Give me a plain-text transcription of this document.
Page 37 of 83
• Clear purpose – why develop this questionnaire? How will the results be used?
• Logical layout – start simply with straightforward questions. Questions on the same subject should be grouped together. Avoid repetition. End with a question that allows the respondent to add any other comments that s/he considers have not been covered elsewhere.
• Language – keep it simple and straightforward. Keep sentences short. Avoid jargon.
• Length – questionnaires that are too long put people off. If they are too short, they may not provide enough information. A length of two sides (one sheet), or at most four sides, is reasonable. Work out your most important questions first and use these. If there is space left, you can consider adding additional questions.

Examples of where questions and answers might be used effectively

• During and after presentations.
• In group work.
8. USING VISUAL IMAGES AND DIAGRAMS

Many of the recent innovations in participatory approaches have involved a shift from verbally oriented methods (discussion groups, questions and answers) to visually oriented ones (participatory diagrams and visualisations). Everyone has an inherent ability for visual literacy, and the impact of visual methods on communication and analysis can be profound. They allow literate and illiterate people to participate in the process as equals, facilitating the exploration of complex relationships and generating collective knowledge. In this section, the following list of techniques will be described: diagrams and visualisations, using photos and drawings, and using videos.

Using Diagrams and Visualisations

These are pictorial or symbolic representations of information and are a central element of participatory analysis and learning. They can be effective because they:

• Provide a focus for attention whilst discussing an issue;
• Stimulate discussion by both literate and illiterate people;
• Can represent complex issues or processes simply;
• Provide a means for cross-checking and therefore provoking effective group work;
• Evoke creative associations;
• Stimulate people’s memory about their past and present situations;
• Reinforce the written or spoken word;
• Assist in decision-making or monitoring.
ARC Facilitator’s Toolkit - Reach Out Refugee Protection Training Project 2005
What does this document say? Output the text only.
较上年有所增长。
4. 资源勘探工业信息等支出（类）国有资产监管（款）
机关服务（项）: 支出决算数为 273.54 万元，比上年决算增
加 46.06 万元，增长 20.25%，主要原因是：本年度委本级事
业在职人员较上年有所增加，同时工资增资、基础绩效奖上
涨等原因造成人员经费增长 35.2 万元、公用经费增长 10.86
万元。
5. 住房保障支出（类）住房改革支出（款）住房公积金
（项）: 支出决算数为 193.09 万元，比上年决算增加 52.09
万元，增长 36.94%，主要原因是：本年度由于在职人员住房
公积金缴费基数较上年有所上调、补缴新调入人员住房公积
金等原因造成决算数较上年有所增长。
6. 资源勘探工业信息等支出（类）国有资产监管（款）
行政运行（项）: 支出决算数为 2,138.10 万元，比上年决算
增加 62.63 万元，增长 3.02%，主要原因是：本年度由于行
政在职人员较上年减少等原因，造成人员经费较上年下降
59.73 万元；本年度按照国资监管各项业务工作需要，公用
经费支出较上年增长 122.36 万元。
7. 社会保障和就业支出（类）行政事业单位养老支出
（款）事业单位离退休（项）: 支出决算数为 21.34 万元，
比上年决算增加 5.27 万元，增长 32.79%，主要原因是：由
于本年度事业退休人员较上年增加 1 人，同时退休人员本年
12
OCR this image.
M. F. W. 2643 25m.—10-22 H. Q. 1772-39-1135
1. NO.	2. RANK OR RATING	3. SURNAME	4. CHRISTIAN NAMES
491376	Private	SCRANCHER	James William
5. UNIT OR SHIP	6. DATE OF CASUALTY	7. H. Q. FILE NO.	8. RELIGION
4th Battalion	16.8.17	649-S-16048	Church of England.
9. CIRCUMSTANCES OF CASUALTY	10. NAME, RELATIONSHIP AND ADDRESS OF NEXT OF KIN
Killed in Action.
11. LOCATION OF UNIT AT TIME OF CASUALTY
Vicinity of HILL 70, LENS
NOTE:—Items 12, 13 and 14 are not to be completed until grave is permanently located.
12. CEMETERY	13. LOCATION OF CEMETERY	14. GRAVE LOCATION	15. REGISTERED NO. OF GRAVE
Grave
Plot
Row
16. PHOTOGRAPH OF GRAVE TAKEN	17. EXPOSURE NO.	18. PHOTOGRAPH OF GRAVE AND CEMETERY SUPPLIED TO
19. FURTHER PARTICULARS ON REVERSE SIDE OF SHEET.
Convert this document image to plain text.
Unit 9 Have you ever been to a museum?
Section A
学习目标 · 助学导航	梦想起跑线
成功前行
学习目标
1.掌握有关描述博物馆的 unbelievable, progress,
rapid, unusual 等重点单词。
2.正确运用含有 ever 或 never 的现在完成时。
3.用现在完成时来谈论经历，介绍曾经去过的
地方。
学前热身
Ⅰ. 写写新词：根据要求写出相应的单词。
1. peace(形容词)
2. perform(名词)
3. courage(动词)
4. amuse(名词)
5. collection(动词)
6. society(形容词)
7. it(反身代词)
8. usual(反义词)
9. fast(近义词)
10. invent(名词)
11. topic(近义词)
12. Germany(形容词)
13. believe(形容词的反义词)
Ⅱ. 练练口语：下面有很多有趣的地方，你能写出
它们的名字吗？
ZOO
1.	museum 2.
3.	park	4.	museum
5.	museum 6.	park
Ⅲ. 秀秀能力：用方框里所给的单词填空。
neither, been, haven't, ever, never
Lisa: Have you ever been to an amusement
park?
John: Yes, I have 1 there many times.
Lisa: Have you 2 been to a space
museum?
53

• • • • • • •

What is being asked
Every entry above needs to be quoted exactly.

Response below
Give me a plain-text transcription of this document.
Page 37 of 83
• Clear purpose – why develop this questionnaire? How will the results be used?
• Logical layout – start simply with straightforward questions. Questions on the same subject should be grouped together. Avoid repetition. End with a question that allows the respondent to add any other comments that s/he considers have not been covered elsewhere.
• Language – keep it simple and straightforward. Keep sentences short. Avoid jargon.
• Length – questionnaires that are too long put people off. If they are too short, they may not provide enough information. A length of two sides (one sheet), or at most four sides, is reasonable. Work out your most important questions first and use these. If there is space left, you can consider adding additional questions.

Examples of where questions and answers might be used effectively

• During and after presentations.
• In group work.
8. USING VISUAL IMAGES AND DIAGRAMS

Many of the recent innovations in participatory approaches have involved a shift from verbally oriented methods (discussion groups, questions and answers) to visually oriented ones (participatory diagrams and visualisations). Everyone has an inherent ability for visual literacy, and the impact of visual methods on communication and analysis can be profound. They allow literate and illiterate people to participate in the process as equals, facilitating the exploration of complex relationships and generating collective knowledge. In this section, the following list of techniques will be described: diagrams and visualisations, using photos and drawings, and using videos.

Using Diagrams and Visualisations

These are pictorial or symbolic representations of information and are a central element of participatory analysis and learning. They can be effective because they:

• Provide a focus for attention whilst discussing an issue;
• Stimulate discussion by both literate and illiterate people;
• Can represent complex issues or processes simply;
• Provide a means for cross-checking and therefore provoking effective group work;
• Evoke creative associations;
• Stimulate people’s memory about their past and present situations;
• Reinforce the written or spoken word;
• Assist in decision-making or monitoring.
ARC Facilitator’s Toolkit - Reach Out Refugee Protection Training Project 2005
What does this document say? Output the text only.
较上年有所增长。
4. 资源勘探工业信息等支出（类）国有资产监管（款）
机关服务（项）: 支出决算数为 273.54 万元，比上年决算增
加 46.06 万元，增长 20.25%，主要原因是：本年度委本级事
业在职人员较上年有所增加，同时工资增资、基础绩效奖上
涨等原因造成人员经费增长 35.2 万元、公用经费增长 10.86
万元。
5. 住房保障支出（类）住房改革支出（款）住房公积金
（项）: 支出决算数为 193.09 万元，比上年决算增加 52.09
万元，增长 36.94%，主要原因是：本年度由于在职人员住房
公积金缴费基数较上年有所上调、补缴新调入人员住房公积
金等原因造成决算数较上年有所增长。
6. 资源勘探工业信息等支出（类）国有资产监管（款）
行政运行（项）: 支出决算数为 2,138.10 万元，比上年决算
增加 62.63 万元，增长 3.02%，主要原因是：本年度由于行
政在职人员较上年减少等原因，造成人员经费较上年下降
59.73 万元；本年度按照国资监管各项业务工作需要，公用
经费支出较上年增长 122.36 万元。
7. 社会保障和就业支出（类）行政事业单位养老支出
（款）事业单位离退休（项）: 支出决算数为 21.34 万元，
比上年决算增加 5.27 万元，增长 32.79%，主要原因是：由
于本年度事业退休人员较上年增加 1 人，同时退休人员本年
12
OCR this image.
M. F. W. 2643 25m.—10-22 H. Q. 1772-39-1135
1. NO.	2. RANK OR RATING	3. SURNAME	4. CHRISTIAN NAMES
491376	Private	SCRANCHER	James William
5. UNIT OR SHIP	6. DATE OF CASUALTY	7. H. Q. FILE NO.	8. RELIGION
4th Battalion	16.8.17	649-S-16048	Church of England.
9. CIRCUMSTANCES OF CASUALTY	10. NAME, RELATIONSHIP AND ADDRESS OF NEXT OF KIN
Killed in Action.
11. LOCATION OF UNIT AT TIME OF CASUALTY
Vicinity of HILL 70, LENS
NOTE:—Items 12, 13 and 14 are not to be completed until grave is permanently located.
12. CEMETERY	13. LOCATION OF CEMETERY	14. GRAVE LOCATION	15. REGISTERED NO. OF GRAVE
Grave
Plot
Row
16. PHOTOGRAPH OF GRAVE TAKEN	17. EXPOSURE NO.	18. PHOTOGRAPH OF GRAVE AND CEMETERY SUPPLIED TO
19. FURTHER PARTICULARS ON REVERSE SIDE OF SHEET.
Convert this document image to plain text.
Unit 9 Have you ever been to a museum?
Section A
学习目标 · 助学导航	梦想起跑线
成功前行
学习目标
1.掌握有关描述博物馆的 unbelievable, progress,
rapid, unusual 等重点单词。
2.正确运用含有 ever 或 never 的现在完成时。
3.用现在完成时来谈论经历，介绍曾经去过的
地方。
学前热身
Ⅰ. 写写新词：根据要求写出相应的单词。
1. peace(形容词)
2. perform(名词)
3. courage(动词)
4. amuse(名词)
5. collection(动词)
6. society(形容词)
7. it(反身代词)
8. usual(反义词)
9. fast(近义词)
10. invent(名词)
11. topic(近义词)
12. Germany(形容词)
13. believe(形容词的反义词)
Ⅱ. 练练口语：下面有很多有趣的地方，你能写出
它们的名字吗？
ZOO
1.	museum 2.
3.	park	4.	museum
5.	museum 6.	park
Ⅲ. 秀秀能力：用方框里所给的单词填空。
neither, been, haven't, ever, never
Lisa: Have you ever been to an amusement
park?
John: Yes, I have 1 there many times.
Lisa: Have you 2 been to a space
museum?
53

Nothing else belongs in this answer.